Task statement: Each entry below should be returned exactly as is, with the pictures removed.

***

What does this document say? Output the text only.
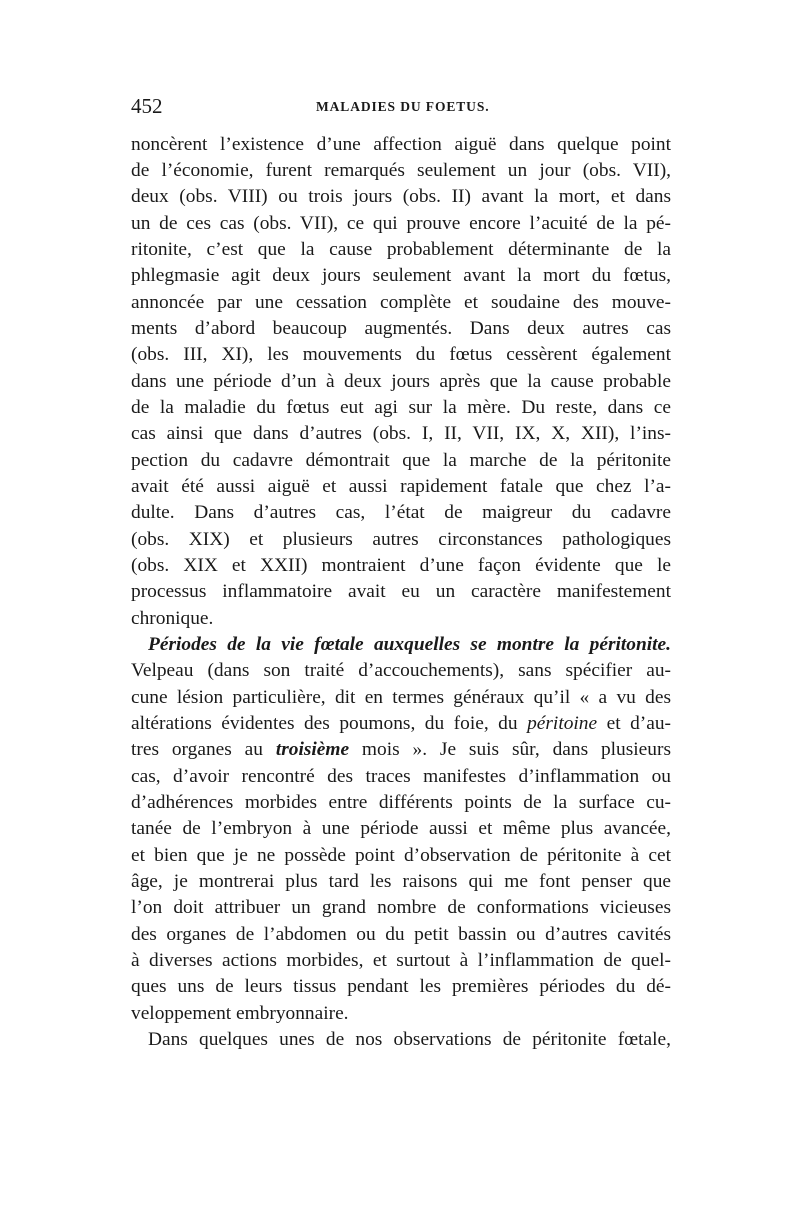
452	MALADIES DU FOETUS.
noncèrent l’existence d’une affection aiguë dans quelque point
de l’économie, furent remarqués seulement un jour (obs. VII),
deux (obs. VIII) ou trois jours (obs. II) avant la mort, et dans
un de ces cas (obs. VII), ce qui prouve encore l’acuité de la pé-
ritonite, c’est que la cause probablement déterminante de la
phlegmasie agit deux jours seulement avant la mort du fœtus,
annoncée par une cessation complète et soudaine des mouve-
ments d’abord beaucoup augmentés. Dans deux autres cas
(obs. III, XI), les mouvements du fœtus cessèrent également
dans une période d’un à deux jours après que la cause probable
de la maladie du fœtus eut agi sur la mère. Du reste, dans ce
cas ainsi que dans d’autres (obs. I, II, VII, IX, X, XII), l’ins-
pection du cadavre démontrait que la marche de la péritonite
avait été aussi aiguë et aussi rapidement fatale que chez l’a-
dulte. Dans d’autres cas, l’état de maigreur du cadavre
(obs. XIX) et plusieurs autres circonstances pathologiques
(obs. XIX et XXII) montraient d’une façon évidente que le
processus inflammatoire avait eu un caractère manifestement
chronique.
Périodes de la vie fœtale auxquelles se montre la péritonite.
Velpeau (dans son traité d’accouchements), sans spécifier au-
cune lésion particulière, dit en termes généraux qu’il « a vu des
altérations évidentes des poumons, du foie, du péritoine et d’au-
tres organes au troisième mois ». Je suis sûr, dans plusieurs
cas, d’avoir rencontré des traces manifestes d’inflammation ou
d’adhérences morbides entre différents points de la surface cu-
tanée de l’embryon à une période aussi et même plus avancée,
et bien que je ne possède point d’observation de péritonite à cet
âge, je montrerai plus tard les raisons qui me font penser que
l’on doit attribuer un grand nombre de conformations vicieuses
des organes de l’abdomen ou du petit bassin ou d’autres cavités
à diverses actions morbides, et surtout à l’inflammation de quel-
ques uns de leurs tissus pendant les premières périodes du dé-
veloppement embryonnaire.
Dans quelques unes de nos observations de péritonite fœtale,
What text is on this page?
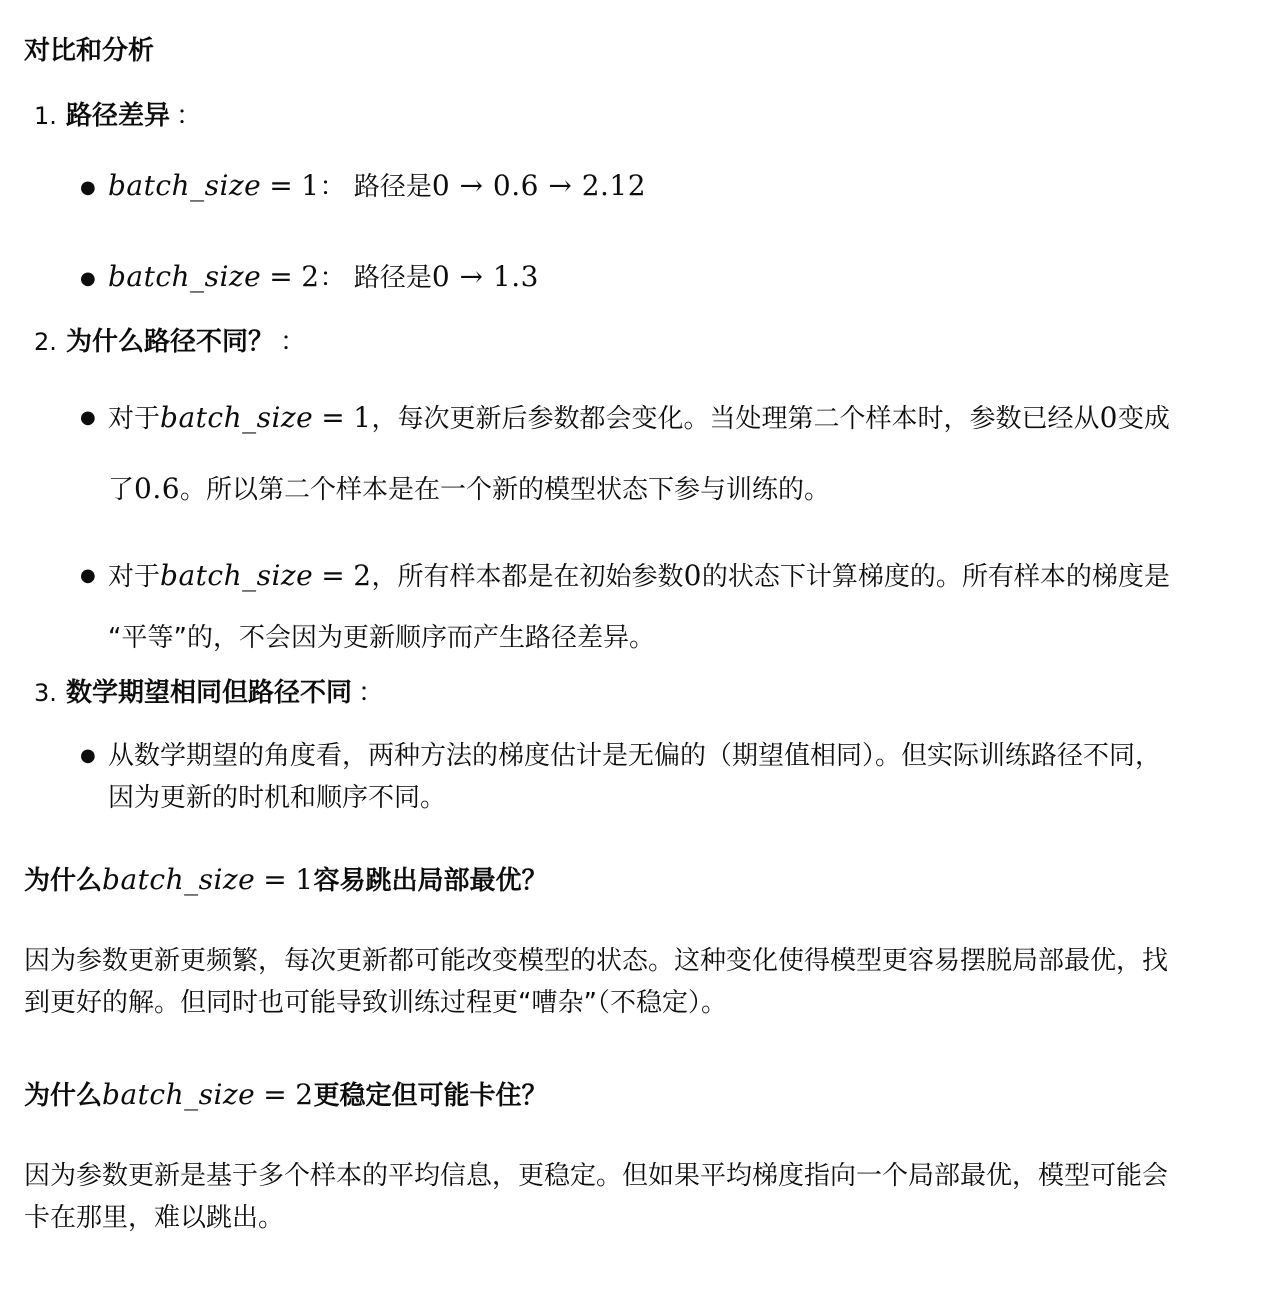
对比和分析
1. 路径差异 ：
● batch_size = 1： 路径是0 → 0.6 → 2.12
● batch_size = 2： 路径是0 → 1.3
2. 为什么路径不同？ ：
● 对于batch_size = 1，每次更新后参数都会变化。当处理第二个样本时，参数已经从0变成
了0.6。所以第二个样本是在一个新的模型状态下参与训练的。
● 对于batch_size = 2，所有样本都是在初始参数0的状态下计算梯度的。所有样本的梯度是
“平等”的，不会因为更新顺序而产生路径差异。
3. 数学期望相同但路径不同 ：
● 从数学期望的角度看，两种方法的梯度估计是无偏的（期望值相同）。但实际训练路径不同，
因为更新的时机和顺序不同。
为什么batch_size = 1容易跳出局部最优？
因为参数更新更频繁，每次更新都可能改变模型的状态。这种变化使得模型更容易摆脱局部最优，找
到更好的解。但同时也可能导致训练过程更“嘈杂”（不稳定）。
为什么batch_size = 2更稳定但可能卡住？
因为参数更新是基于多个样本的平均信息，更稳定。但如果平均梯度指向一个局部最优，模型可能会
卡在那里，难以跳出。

***

Complete answer:
What does this document say? Output the text only.
452	MALADIES DU FOETUS.
noncèrent l’existence d’une affection aiguë dans quelque point
de l’économie, furent remarqués seulement un jour (obs. VII),
deux (obs. VIII) ou trois jours (obs. II) avant la mort, et dans
un de ces cas (obs. VII), ce qui prouve encore l’acuité de la pé-
ritonite, c’est que la cause probablement déterminante de la
phlegmasie agit deux jours seulement avant la mort du fœtus,
annoncée par une cessation complète et soudaine des mouve-
ments d’abord beaucoup augmentés. Dans deux autres cas
(obs. III, XI), les mouvements du fœtus cessèrent également
dans une période d’un à deux jours après que la cause probable
de la maladie du fœtus eut agi sur la mère. Du reste, dans ce
cas ainsi que dans d’autres (obs. I, II, VII, IX, X, XII), l’ins-
pection du cadavre démontrait que la marche de la péritonite
avait été aussi aiguë et aussi rapidement fatale que chez l’a-
dulte. Dans d’autres cas, l’état de maigreur du cadavre
(obs. XIX) et plusieurs autres circonstances pathologiques
(obs. XIX et XXII) montraient d’une façon évidente que le
processus inflammatoire avait eu un caractère manifestement
chronique.
Périodes de la vie fœtale auxquelles se montre la péritonite.
Velpeau (dans son traité d’accouchements), sans spécifier au-
cune lésion particulière, dit en termes généraux qu’il « a vu des
altérations évidentes des poumons, du foie, du péritoine et d’au-
tres organes au troisième mois ». Je suis sûr, dans plusieurs
cas, d’avoir rencontré des traces manifestes d’inflammation ou
d’adhérences morbides entre différents points de la surface cu-
tanée de l’embryon à une période aussi et même plus avancée,
et bien que je ne possède point d’observation de péritonite à cet
âge, je montrerai plus tard les raisons qui me font penser que
l’on doit attribuer un grand nombre de conformations vicieuses
des organes de l’abdomen ou du petit bassin ou d’autres cavités
à diverses actions morbides, et surtout à l’inflammation de quel-
ques uns de leurs tissus pendant les premières périodes du dé-
veloppement embryonnaire.
Dans quelques unes de nos observations de péritonite fœtale,
What text is on this page?
对比和分析
1. 路径差异 ：
● batch_size = 1： 路径是0 → 0.6 → 2.12
● batch_size = 2： 路径是0 → 1.3
2. 为什么路径不同？ ：
● 对于batch_size = 1，每次更新后参数都会变化。当处理第二个样本时，参数已经从0变成
了0.6。所以第二个样本是在一个新的模型状态下参与训练的。
● 对于batch_size = 2，所有样本都是在初始参数0的状态下计算梯度的。所有样本的梯度是
“平等”的，不会因为更新顺序而产生路径差异。
3. 数学期望相同但路径不同 ：
● 从数学期望的角度看，两种方法的梯度估计是无偏的（期望值相同）。但实际训练路径不同，
因为更新的时机和顺序不同。
为什么batch_size = 1容易跳出局部最优？
因为参数更新更频繁，每次更新都可能改变模型的状态。这种变化使得模型更容易摆脱局部最优，找
到更好的解。但同时也可能导致训练过程更“嘈杂”（不稳定）。
为什么batch_size = 2更稳定但可能卡住？
因为参数更新是基于多个样本的平均信息，更稳定。但如果平均梯度指向一个局部最优，模型可能会
卡在那里，难以跳出。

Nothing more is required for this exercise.